**Figure contents as structured data**
━━━━━━━━━━━━━━━━━━━━━━━━━━━━━━
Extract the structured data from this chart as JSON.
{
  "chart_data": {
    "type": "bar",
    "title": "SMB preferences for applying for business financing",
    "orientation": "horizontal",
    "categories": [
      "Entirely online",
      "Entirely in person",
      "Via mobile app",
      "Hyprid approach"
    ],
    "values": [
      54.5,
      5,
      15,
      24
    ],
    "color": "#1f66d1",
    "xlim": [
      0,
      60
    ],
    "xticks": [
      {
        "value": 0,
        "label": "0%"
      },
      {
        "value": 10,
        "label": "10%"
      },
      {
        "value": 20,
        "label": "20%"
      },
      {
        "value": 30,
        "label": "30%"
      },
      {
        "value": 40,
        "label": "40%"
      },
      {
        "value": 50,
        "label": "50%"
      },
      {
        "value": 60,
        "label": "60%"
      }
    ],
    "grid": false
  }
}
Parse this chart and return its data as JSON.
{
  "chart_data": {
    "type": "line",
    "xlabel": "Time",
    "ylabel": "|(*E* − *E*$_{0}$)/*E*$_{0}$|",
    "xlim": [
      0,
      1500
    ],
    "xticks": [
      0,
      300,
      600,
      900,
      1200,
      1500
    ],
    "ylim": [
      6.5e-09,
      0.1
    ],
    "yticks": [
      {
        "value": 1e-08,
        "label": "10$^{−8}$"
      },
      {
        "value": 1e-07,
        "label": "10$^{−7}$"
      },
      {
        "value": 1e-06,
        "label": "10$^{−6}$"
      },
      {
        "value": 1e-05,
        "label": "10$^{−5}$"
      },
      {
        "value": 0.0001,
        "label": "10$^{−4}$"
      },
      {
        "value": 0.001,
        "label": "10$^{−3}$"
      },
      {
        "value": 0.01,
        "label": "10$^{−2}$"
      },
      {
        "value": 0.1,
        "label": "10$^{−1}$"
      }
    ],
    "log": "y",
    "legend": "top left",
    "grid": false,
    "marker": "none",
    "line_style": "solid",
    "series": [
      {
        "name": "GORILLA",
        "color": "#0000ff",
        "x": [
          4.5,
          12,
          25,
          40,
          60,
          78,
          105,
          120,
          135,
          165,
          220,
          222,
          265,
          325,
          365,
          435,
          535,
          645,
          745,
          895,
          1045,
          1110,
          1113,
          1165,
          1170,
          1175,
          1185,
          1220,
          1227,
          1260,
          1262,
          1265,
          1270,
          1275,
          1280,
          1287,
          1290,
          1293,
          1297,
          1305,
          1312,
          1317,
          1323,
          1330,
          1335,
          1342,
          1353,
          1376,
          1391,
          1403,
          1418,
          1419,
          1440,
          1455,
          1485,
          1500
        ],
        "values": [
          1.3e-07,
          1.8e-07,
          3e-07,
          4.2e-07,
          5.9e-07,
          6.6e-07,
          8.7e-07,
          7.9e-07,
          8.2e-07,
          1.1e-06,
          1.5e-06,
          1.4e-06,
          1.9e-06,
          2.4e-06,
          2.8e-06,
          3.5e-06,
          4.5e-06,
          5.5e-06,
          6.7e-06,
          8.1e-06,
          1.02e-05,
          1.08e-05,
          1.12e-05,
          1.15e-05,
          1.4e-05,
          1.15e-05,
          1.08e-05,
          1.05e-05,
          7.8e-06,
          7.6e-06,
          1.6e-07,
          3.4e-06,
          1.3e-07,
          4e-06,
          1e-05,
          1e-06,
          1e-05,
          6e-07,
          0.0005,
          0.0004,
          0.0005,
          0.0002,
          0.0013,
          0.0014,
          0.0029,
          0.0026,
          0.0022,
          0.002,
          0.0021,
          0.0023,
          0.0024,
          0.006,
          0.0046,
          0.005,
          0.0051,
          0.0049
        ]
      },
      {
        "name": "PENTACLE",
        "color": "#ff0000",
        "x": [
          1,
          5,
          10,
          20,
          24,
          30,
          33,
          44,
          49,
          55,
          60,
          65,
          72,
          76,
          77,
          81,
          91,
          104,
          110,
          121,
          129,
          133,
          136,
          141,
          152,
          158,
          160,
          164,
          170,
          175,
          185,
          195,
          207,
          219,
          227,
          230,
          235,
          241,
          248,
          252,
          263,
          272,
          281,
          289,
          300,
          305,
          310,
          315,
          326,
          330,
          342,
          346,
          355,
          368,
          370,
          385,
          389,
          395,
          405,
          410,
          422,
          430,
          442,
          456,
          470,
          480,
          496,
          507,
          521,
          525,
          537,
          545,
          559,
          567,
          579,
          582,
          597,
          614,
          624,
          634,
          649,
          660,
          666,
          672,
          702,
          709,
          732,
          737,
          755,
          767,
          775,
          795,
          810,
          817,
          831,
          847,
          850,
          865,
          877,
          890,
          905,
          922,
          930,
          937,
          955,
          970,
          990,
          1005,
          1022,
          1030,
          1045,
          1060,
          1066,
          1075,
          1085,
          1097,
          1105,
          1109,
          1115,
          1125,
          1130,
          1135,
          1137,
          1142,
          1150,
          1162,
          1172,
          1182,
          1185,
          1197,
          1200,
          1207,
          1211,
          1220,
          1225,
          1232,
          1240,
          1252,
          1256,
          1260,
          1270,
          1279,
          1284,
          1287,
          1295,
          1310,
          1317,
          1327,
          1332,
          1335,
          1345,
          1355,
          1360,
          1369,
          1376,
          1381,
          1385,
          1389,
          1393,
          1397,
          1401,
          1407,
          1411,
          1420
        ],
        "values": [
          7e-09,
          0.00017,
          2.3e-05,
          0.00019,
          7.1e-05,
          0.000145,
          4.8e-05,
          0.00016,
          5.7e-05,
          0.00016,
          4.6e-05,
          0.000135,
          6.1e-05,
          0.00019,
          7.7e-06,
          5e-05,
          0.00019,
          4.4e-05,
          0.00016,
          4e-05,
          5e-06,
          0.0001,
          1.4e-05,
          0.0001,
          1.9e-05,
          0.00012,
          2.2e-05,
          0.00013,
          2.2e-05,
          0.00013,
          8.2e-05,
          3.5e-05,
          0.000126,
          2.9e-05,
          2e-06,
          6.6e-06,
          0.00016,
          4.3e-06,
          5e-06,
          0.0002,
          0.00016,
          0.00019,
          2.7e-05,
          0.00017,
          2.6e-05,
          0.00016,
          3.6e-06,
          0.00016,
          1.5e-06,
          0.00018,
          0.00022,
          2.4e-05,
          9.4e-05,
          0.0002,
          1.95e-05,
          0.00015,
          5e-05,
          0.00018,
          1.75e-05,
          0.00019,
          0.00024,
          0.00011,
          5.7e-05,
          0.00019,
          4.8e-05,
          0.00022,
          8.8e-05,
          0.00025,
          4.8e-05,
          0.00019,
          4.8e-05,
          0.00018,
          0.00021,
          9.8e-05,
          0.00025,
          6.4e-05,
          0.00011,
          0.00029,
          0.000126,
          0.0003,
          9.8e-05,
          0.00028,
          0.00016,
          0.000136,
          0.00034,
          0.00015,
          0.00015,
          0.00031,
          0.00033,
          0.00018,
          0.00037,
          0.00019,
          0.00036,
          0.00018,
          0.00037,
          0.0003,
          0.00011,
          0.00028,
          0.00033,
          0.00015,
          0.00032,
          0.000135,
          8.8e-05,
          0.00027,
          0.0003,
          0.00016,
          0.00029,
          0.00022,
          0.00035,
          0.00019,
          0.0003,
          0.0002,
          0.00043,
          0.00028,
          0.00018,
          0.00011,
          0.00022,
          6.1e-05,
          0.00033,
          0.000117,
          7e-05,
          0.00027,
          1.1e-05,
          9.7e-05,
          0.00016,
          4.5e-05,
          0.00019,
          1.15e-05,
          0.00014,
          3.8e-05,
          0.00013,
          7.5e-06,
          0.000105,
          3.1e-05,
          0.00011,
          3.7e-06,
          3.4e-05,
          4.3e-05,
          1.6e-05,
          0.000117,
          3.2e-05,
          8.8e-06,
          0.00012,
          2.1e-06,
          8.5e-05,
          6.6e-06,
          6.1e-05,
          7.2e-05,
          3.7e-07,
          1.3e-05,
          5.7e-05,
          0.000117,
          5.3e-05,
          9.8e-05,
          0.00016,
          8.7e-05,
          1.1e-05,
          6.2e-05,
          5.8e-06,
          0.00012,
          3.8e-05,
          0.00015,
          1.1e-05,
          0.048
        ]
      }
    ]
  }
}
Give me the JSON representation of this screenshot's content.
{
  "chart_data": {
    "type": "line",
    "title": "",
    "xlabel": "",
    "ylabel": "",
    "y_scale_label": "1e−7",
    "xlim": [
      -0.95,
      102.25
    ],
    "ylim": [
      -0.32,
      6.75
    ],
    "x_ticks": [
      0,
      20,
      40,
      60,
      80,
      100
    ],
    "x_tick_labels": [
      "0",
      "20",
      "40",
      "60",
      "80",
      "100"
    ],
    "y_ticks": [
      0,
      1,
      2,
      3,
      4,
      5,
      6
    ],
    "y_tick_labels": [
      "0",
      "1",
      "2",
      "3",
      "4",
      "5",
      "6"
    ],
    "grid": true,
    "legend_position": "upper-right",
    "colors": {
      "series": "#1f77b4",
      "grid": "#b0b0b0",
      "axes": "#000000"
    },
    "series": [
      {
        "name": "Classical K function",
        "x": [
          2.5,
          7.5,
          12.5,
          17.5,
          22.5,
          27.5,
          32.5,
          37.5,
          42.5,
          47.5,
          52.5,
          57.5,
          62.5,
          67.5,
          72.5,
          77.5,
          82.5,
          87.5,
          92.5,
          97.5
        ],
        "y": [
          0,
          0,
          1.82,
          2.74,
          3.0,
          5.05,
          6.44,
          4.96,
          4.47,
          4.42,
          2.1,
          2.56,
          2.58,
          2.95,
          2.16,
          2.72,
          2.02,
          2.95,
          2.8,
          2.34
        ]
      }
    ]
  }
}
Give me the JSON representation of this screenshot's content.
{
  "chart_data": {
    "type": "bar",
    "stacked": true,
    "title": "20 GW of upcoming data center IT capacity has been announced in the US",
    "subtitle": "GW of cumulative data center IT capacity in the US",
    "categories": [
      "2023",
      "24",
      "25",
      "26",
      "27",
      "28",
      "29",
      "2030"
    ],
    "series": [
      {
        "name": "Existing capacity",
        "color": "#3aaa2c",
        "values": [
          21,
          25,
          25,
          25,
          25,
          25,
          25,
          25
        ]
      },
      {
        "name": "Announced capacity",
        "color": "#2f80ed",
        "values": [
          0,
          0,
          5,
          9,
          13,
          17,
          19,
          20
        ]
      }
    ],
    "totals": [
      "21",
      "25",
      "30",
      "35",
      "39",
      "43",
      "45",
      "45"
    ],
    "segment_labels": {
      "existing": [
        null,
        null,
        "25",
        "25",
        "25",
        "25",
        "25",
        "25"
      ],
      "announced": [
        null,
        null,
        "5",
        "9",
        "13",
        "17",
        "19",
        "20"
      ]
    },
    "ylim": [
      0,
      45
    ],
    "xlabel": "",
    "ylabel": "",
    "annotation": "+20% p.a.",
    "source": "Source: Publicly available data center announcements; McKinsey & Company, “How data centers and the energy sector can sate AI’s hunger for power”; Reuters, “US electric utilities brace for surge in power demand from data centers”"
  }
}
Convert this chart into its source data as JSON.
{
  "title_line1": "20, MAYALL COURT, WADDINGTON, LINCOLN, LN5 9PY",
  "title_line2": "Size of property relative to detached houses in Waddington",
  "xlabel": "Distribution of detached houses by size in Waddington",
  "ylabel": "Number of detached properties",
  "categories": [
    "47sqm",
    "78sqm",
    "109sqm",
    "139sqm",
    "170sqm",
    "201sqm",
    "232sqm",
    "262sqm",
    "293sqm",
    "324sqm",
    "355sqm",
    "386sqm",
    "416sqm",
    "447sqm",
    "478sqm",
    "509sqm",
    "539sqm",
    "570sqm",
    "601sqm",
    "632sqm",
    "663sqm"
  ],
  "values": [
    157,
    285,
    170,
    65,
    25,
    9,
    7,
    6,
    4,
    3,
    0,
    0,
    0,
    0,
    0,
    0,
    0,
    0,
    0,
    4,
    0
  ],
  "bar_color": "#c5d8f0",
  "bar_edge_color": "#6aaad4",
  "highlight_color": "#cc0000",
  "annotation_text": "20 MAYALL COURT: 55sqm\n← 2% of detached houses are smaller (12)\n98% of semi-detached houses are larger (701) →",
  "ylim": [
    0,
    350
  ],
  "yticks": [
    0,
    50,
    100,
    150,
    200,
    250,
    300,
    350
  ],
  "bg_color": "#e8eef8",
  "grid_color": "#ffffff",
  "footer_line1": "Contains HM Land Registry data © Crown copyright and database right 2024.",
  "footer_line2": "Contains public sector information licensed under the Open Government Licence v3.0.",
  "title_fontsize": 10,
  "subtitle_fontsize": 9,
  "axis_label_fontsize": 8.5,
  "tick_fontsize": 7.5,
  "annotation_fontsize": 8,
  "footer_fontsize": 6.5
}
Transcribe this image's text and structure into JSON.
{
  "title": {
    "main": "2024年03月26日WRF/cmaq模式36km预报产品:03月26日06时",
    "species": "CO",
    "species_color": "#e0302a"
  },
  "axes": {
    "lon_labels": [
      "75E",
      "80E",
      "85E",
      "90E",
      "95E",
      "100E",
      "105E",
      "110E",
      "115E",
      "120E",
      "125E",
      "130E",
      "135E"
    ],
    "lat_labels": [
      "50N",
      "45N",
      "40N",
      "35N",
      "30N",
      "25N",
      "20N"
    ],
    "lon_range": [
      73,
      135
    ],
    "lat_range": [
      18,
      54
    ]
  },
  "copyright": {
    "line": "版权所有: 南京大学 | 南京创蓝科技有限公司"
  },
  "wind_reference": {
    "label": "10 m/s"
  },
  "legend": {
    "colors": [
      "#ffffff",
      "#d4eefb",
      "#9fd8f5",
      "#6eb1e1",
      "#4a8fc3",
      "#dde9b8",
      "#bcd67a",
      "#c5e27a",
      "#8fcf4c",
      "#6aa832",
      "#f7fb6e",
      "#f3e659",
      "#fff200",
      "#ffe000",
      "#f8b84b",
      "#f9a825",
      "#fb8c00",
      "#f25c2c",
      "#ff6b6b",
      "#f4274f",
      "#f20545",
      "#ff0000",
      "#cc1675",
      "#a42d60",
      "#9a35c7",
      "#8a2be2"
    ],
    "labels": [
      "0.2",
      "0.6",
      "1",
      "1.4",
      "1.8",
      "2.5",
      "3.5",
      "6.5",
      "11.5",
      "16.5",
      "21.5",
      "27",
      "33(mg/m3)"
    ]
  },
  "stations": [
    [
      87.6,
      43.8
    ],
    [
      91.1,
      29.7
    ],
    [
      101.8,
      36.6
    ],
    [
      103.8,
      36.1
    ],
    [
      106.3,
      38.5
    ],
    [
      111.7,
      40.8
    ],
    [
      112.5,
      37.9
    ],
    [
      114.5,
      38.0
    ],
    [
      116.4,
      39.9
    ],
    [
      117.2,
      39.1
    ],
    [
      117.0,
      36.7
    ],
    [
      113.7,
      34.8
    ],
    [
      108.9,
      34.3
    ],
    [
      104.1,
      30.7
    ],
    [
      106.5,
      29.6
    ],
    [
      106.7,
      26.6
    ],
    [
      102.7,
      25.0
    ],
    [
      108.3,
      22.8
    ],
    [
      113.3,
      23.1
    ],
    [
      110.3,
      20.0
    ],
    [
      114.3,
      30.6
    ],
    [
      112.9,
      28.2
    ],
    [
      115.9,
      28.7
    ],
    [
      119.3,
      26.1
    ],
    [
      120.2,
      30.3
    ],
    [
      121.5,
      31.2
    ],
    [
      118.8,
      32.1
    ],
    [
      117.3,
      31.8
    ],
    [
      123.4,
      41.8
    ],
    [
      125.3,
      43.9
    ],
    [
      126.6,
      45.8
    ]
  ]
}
━━━━━━━━━━━━━━━━━━━━━━━━━━━━━━
**The request**
For the listing above, give the number of lines in which the string "sector" occurs, and nothing else.

**Task response**
2